:: THE TASK ::
Report every line in the listing below where the string "Efficiency" shows up.

--- start of DATA PROVIDED ---

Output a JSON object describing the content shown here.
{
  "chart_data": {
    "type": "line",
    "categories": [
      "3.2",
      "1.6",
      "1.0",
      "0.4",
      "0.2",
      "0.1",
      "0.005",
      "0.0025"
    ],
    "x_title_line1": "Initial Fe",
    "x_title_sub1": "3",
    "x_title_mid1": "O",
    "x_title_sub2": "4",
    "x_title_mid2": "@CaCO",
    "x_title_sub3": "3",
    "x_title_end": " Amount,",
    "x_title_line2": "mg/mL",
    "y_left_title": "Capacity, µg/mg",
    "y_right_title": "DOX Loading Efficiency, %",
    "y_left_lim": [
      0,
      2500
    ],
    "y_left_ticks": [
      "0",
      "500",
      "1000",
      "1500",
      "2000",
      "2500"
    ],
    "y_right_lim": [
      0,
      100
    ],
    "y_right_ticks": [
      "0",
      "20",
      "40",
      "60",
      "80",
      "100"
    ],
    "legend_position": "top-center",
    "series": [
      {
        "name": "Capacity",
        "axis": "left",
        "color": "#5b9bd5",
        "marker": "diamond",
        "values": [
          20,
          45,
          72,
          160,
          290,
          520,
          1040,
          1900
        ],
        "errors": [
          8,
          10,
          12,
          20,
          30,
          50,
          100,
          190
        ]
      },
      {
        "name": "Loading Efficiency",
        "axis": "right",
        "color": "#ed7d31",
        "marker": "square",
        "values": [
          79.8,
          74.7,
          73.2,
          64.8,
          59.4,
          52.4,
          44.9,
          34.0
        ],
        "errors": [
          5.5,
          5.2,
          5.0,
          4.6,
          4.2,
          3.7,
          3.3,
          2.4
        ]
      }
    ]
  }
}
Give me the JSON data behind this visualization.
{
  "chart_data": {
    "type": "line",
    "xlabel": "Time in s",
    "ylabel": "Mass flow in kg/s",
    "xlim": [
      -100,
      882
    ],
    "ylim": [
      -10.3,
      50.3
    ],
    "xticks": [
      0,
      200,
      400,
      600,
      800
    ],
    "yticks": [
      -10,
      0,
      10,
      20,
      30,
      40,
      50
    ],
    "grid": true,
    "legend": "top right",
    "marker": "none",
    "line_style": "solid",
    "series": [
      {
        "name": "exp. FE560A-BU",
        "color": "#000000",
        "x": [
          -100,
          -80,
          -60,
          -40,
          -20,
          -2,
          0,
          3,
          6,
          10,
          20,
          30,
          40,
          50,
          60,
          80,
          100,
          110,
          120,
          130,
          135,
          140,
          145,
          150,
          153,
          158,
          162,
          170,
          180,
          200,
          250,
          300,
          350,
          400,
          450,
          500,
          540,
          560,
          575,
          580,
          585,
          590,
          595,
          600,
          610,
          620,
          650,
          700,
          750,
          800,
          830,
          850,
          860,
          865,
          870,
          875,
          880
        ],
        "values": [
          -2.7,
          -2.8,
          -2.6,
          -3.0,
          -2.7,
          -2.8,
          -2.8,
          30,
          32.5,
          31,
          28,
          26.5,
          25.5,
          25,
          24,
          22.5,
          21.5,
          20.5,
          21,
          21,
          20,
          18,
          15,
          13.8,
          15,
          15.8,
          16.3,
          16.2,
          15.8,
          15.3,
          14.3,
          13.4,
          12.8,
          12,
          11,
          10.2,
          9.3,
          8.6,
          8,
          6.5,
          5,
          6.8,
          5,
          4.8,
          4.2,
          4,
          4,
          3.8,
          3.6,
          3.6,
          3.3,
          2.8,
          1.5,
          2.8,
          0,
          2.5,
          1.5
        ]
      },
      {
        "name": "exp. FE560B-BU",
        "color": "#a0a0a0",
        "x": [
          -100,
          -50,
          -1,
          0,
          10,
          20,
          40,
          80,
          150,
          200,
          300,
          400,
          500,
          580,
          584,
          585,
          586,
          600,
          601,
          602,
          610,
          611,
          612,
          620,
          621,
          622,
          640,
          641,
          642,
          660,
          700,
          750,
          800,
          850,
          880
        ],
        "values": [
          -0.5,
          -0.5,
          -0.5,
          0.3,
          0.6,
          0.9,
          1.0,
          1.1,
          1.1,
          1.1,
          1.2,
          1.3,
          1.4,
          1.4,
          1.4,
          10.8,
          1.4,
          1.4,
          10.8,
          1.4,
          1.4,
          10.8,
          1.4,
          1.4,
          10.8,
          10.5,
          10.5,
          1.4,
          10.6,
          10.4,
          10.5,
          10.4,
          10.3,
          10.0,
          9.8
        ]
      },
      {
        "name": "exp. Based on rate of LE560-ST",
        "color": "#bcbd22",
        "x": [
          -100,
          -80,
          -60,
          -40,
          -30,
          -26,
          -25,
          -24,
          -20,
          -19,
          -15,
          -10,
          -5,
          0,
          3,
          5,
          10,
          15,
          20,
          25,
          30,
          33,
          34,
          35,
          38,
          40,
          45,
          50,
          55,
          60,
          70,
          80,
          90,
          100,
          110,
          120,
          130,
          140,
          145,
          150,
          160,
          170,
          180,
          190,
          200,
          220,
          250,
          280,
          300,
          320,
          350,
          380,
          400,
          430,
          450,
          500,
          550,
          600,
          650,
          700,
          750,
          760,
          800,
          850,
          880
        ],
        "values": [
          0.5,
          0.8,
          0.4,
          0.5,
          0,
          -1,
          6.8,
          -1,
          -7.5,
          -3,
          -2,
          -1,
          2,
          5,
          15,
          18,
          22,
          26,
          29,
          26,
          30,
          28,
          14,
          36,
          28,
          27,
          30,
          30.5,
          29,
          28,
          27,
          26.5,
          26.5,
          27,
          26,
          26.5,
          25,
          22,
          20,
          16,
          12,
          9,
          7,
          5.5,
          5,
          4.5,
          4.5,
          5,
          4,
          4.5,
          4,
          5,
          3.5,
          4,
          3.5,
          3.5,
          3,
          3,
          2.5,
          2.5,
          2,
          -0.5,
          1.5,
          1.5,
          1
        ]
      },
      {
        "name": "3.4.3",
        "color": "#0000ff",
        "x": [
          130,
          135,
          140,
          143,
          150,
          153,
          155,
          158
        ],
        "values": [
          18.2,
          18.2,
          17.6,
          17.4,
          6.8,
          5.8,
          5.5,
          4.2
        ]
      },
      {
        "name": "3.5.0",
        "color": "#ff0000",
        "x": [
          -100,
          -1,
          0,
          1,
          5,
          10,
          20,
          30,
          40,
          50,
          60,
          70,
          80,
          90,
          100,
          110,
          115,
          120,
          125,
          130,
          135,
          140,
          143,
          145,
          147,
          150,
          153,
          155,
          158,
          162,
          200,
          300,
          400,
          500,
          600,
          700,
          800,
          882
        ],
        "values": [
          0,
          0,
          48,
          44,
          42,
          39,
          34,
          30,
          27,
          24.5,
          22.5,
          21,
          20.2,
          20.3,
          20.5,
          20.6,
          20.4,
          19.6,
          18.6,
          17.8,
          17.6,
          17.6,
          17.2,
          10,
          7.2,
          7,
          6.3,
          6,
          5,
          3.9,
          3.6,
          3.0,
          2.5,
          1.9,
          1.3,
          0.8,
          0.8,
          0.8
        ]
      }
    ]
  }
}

--- end of DATA PROVIDED ---

:: RESPONSE TO THIS TASK ::
    "y_right_title": "DOX Loading Efficiency, %",
        "name": "Loading Efficiency",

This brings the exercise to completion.